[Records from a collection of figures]
::::::::
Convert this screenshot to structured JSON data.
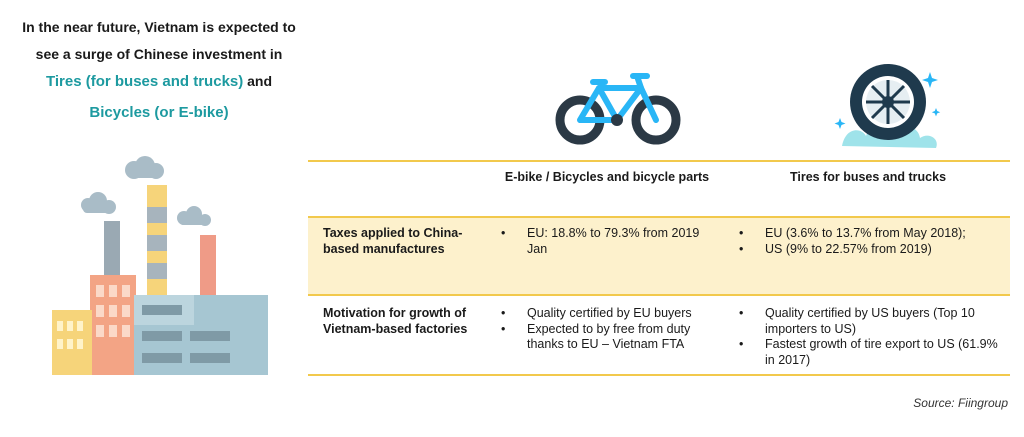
{
  "headline": {
    "line1": "In the near future, Vietnam is expected to",
    "line2": "see a surge of Chinese investment in",
    "highlight1": "Tires (for buses and trucks)",
    "connector": " and",
    "highlight2": "Bicycles (or E-bike)"
  },
  "colors": {
    "highlight_text": "#1d9aa0",
    "table_rule": "#f2c94c",
    "row_shade": "#fdf1cc",
    "bike": "#29b6f6",
    "tire": "#1f3a4d"
  },
  "illustrations": {
    "factory": "factory-icon",
    "bicycle": "bicycle-icon",
    "tire": "tire-icon"
  },
  "table": {
    "columns": [
      "",
      "E-bike / Bicycles and bicycle parts",
      "Tires for buses and trucks"
    ],
    "rows": [
      {
        "label": "Taxes applied to China-based manufactures",
        "bicycle": [
          "EU: 18.8% to 79.3% from 2019 Jan"
        ],
        "tires": [
          "EU (3.6% to 13.7% from May 2018);",
          "US (9% to 22.57% from 2019)"
        ]
      },
      {
        "label": "Motivation for growth of Vietnam-based factories",
        "bicycle": [
          "Quality certified by EU buyers",
          "Expected to by free from duty thanks to EU – Vietnam FTA"
        ],
        "tires": [
          "Quality certified by US buyers (Top 10 importers to US)",
          "Fastest growth of tire export to US (61.9% in 2017)"
        ]
      }
    ]
  },
  "source": "Source: Fiingroup"
}
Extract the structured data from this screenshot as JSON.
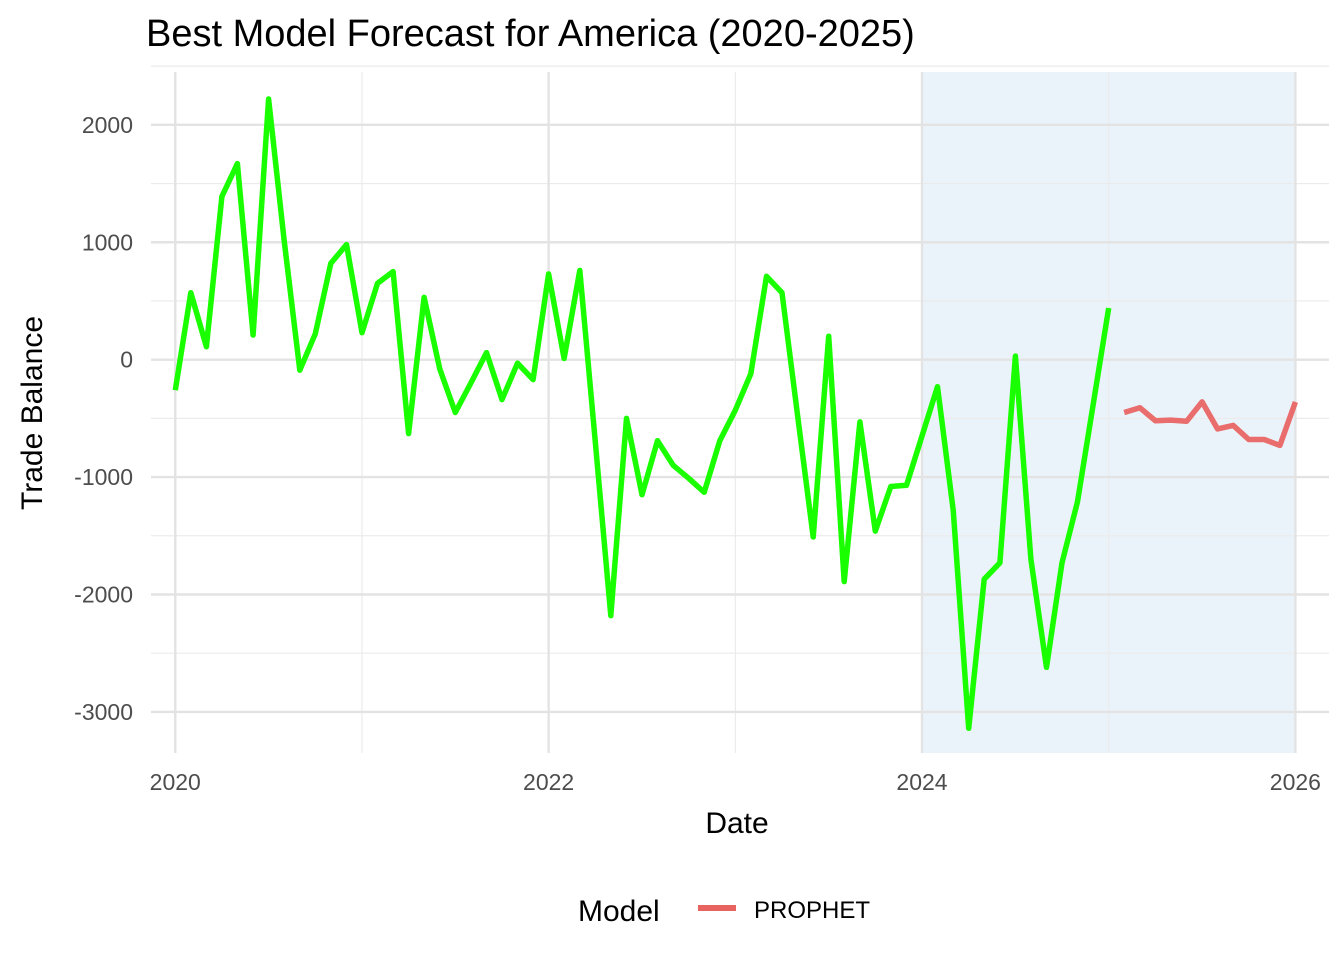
{
  "chart_data": {
    "type": "line",
    "title": "Best Model Forecast for America (2020-2025)",
    "xlabel": "Date",
    "ylabel": "Trade Balance",
    "xlim": [
      2019.87,
      2026.18
    ],
    "ylim": [
      -3350,
      2450
    ],
    "x_ticks": [
      2020,
      2022,
      2024,
      2026
    ],
    "x_tick_labels": [
      "2020",
      "2022",
      "2024",
      "2026"
    ],
    "y_ticks": [
      -3000,
      -2000,
      -1000,
      0,
      1000,
      2000
    ],
    "y_tick_labels": [
      "-3000",
      "-2000",
      "-1000",
      "0",
      "1000",
      "2000"
    ],
    "grid": true,
    "legend": {
      "title": "Model",
      "position": "bottom"
    },
    "highlight_region": {
      "x_start": 2024.0,
      "x_end": 2026.0,
      "color": "#dbe9f6"
    },
    "series": [
      {
        "role": "actual",
        "color": "#1aff00",
        "x": [
          2020.0,
          2020.083,
          2020.167,
          2020.25,
          2020.333,
          2020.417,
          2020.5,
          2020.583,
          2020.667,
          2020.75,
          2020.833,
          2020.917,
          2021.0,
          2021.083,
          2021.167,
          2021.25,
          2021.333,
          2021.417,
          2021.5,
          2021.583,
          2021.667,
          2021.75,
          2021.833,
          2021.917,
          2022.0,
          2022.083,
          2022.167,
          2022.25,
          2022.333,
          2022.417,
          2022.5,
          2022.583,
          2022.667,
          2022.75,
          2022.833,
          2022.917,
          2023.0,
          2023.083,
          2023.167,
          2023.25,
          2023.333,
          2023.417,
          2023.5,
          2023.583,
          2023.667,
          2023.75,
          2023.833,
          2023.917,
          2024.0,
          2024.083,
          2024.167,
          2024.25,
          2024.333,
          2024.417,
          2024.5,
          2024.583,
          2024.667,
          2024.75,
          2024.833,
          2024.917,
          2025.0
        ],
        "values": [
          -260,
          570,
          110,
          1390,
          1670,
          210,
          2220,
          1020,
          -90,
          220,
          820,
          980,
          230,
          650,
          750,
          -630,
          530,
          -80,
          -450,
          -200,
          60,
          -340,
          -30,
          -170,
          730,
          10,
          760,
          -700,
          -2180,
          -500,
          -1150,
          -690,
          -900,
          -1010,
          -1130,
          -690,
          -430,
          -120,
          710,
          570,
          -470,
          -1510,
          200,
          -1890,
          -530,
          -1460,
          -1080,
          -1070,
          -650,
          -230,
          -1280,
          -3140,
          -1870,
          -1730,
          30,
          -1700,
          -2620,
          -1730,
          -1210,
          -380,
          440
        ]
      },
      {
        "name": "PROPHET",
        "color": "#e8625f",
        "x": [
          2025.083,
          2025.167,
          2025.25,
          2025.333,
          2025.417,
          2025.5,
          2025.583,
          2025.667,
          2025.75,
          2025.833,
          2025.917,
          2026.0
        ],
        "values": [
          -450,
          -410,
          -520,
          -515,
          -525,
          -360,
          -590,
          -560,
          -680,
          -680,
          -730,
          -360
        ]
      }
    ]
  }
}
::::::::
▸ **Task to complete**: Pull every line containing "certified" out of the data above.

▸ **Full response**:
          "Quality certified by EU buyers",
          "Quality certified by US buyers (Top 10 importers to US)",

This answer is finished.